Stated exercise:
Output every line of the entries from the line containing "Output a JSON" through the last, exactly, with no other content.

** Start Material provided **

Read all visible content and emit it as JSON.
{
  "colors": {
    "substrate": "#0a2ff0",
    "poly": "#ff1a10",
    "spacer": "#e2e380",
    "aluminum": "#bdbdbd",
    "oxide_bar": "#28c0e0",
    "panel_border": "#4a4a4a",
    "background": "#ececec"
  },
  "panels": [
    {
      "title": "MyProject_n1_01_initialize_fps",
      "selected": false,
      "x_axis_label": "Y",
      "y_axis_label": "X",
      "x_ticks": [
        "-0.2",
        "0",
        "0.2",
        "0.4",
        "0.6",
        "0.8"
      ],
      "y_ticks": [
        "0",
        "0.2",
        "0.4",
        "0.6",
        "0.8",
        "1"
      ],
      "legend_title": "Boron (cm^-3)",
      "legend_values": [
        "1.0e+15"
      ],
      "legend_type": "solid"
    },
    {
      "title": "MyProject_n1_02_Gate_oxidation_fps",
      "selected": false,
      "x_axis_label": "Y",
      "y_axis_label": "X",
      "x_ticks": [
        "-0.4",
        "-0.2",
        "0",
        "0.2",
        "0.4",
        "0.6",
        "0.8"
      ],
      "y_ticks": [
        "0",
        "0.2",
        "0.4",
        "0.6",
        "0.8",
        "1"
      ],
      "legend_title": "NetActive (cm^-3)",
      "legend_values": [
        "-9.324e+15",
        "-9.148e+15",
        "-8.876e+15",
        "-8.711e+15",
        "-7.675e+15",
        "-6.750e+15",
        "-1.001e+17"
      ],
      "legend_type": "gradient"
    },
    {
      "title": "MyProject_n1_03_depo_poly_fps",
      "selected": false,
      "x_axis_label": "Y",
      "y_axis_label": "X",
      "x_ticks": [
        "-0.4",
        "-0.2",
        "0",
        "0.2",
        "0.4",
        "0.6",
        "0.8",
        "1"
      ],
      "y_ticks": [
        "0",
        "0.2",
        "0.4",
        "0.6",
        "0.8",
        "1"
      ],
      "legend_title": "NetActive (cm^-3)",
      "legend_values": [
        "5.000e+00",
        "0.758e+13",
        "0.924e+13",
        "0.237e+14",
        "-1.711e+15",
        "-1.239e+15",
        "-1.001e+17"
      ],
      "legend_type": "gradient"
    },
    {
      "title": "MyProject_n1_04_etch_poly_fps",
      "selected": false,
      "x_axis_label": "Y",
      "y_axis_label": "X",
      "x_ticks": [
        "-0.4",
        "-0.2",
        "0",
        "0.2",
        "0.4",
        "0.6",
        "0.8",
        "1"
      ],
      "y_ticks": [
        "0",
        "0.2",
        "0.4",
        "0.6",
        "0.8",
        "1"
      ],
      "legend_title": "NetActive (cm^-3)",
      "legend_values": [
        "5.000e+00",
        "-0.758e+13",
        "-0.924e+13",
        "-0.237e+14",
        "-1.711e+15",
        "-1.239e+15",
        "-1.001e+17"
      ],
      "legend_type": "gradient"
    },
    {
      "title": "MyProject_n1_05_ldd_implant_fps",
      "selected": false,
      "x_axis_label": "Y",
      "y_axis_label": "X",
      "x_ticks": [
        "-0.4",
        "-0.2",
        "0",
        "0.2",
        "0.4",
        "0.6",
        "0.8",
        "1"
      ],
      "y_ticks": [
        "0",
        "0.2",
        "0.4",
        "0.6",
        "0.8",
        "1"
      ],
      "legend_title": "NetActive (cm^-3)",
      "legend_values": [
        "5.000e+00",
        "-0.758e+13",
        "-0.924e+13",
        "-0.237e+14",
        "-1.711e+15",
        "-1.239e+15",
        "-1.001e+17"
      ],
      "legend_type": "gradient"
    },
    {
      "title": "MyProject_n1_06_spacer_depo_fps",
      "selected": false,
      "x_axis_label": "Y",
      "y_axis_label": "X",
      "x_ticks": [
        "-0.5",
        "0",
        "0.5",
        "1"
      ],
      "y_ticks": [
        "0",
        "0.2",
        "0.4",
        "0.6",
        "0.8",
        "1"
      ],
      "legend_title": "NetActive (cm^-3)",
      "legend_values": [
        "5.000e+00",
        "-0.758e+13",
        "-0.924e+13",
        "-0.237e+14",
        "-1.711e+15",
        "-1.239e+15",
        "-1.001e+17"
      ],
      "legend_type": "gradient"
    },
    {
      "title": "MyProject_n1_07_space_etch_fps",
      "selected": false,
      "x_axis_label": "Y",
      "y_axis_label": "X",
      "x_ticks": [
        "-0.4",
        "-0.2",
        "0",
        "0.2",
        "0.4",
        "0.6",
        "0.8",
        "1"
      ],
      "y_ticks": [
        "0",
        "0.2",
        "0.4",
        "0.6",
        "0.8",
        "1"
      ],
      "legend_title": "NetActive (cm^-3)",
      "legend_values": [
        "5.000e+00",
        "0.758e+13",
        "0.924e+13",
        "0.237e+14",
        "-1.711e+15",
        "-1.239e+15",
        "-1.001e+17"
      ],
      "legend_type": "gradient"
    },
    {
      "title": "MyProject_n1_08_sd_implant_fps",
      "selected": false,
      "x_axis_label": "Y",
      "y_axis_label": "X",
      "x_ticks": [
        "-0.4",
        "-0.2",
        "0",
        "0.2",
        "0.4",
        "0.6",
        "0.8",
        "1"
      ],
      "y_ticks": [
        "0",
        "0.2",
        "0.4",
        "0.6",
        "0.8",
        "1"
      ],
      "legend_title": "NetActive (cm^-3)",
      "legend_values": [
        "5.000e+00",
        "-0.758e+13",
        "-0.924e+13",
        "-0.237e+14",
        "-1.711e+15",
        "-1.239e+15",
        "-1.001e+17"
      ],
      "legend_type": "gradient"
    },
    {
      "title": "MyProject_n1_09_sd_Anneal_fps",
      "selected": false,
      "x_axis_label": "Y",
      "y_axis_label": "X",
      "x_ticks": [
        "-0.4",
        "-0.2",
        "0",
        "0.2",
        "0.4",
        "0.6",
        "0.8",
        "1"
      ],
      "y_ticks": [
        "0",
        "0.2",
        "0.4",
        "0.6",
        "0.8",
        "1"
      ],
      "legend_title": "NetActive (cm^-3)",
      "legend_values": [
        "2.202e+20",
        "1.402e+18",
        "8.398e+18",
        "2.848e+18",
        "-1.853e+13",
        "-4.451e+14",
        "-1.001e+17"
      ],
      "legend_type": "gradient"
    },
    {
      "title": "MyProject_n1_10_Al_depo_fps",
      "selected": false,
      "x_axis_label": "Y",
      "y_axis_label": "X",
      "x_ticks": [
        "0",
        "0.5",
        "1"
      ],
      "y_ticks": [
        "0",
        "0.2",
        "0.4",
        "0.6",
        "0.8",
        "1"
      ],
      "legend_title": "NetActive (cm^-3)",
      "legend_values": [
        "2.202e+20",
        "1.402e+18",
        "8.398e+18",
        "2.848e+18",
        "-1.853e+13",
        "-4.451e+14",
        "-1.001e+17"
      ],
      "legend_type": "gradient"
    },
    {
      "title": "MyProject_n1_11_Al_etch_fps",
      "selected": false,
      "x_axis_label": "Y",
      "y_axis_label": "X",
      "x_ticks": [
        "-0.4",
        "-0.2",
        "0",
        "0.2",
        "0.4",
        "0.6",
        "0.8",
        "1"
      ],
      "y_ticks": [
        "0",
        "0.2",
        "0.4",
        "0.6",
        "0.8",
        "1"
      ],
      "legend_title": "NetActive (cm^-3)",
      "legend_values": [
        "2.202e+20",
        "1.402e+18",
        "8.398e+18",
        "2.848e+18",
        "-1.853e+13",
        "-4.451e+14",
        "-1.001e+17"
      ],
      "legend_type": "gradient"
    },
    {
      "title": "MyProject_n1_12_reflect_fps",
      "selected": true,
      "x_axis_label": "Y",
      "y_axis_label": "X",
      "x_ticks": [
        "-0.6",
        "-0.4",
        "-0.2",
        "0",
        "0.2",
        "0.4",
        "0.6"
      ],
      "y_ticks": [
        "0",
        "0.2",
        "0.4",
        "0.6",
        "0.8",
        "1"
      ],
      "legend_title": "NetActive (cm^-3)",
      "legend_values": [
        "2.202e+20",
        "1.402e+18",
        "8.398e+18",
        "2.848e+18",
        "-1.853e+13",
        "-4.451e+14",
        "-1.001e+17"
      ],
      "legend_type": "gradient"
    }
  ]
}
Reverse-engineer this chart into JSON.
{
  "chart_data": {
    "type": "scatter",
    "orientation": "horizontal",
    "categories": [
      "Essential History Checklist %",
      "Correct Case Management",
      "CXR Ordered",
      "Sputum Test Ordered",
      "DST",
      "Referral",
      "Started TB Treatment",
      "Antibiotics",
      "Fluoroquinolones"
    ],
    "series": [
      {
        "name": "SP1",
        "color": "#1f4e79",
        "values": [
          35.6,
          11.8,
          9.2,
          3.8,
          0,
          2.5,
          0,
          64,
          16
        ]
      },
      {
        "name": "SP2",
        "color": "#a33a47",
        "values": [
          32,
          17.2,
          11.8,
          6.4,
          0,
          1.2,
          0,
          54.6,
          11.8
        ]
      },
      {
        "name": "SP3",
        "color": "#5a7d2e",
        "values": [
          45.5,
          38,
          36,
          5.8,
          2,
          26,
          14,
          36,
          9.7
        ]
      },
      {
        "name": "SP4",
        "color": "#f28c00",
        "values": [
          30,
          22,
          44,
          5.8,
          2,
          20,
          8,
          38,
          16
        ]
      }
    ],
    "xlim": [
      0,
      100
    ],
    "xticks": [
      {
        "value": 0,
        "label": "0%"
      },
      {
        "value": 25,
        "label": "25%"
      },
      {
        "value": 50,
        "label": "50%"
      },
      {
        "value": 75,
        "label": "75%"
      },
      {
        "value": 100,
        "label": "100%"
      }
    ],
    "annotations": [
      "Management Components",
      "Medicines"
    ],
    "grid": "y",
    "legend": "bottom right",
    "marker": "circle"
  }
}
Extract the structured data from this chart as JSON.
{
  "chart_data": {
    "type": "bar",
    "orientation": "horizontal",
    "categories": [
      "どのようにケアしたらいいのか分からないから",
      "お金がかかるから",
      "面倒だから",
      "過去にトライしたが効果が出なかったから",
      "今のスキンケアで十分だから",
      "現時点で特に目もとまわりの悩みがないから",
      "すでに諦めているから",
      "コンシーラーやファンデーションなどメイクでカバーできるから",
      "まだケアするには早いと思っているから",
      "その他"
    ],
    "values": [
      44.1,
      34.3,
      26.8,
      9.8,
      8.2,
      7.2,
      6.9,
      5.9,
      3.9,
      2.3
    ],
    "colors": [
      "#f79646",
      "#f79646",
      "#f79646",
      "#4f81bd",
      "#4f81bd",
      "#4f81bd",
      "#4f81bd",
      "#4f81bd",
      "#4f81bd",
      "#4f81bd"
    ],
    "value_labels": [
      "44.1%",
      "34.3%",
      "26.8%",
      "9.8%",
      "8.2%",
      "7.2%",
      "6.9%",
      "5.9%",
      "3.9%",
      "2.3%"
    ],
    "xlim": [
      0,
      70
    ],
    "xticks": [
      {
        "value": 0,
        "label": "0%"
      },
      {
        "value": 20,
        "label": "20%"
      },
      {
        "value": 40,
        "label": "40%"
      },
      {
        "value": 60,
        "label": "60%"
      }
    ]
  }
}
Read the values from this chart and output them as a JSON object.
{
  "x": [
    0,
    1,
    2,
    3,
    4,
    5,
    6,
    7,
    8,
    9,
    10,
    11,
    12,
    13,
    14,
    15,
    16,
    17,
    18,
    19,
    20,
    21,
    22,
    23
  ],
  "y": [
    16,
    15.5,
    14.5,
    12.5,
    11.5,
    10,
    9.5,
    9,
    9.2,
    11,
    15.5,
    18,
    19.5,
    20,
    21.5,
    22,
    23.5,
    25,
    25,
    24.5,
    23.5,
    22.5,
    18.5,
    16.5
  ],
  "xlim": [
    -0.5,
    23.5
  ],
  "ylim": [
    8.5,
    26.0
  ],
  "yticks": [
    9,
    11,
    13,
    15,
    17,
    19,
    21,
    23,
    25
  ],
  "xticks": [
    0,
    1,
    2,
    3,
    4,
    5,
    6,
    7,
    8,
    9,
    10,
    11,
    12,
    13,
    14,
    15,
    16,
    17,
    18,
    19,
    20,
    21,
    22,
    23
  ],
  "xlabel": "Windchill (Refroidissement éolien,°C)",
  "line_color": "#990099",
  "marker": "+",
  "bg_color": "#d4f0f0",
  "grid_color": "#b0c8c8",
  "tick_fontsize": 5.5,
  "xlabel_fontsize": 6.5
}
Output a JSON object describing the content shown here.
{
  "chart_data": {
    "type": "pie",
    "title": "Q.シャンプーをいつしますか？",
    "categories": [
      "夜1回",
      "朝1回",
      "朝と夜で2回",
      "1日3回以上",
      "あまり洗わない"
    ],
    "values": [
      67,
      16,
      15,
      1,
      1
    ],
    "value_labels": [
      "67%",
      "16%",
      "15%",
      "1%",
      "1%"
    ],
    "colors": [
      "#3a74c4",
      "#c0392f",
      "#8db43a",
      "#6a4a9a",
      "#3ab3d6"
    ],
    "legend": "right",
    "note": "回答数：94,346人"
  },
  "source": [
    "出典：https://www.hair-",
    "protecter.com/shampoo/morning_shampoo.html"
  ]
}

** End Material provided **

Response to this task:
Output a JSON object describing the content shown here.
{
  "chart_data": {
    "type": "pie",
    "title": "Q.シャンプーをいつしますか？",
    "categories": [
      "夜1回",
      "朝1回",
      "朝と夜で2回",
      "1日3回以上",
      "あまり洗わない"
    ],
    "values": [
      67,
      16,
      15,
      1,
      1
    ],
    "value_labels": [
      "67%",
      "16%",
      "15%",
      "1%",
      "1%"
    ],
    "colors": [
      "#3a74c4",
      "#c0392f",
      "#8db43a",
      "#6a4a9a",
      "#3ab3d6"
    ],
    "legend": "right",
    "note": "回答数：94,346人"
  },
  "source": [
    "出典：https://www.hair-",
    "protecter.com/shampoo/morning_shampoo.html"
  ]
}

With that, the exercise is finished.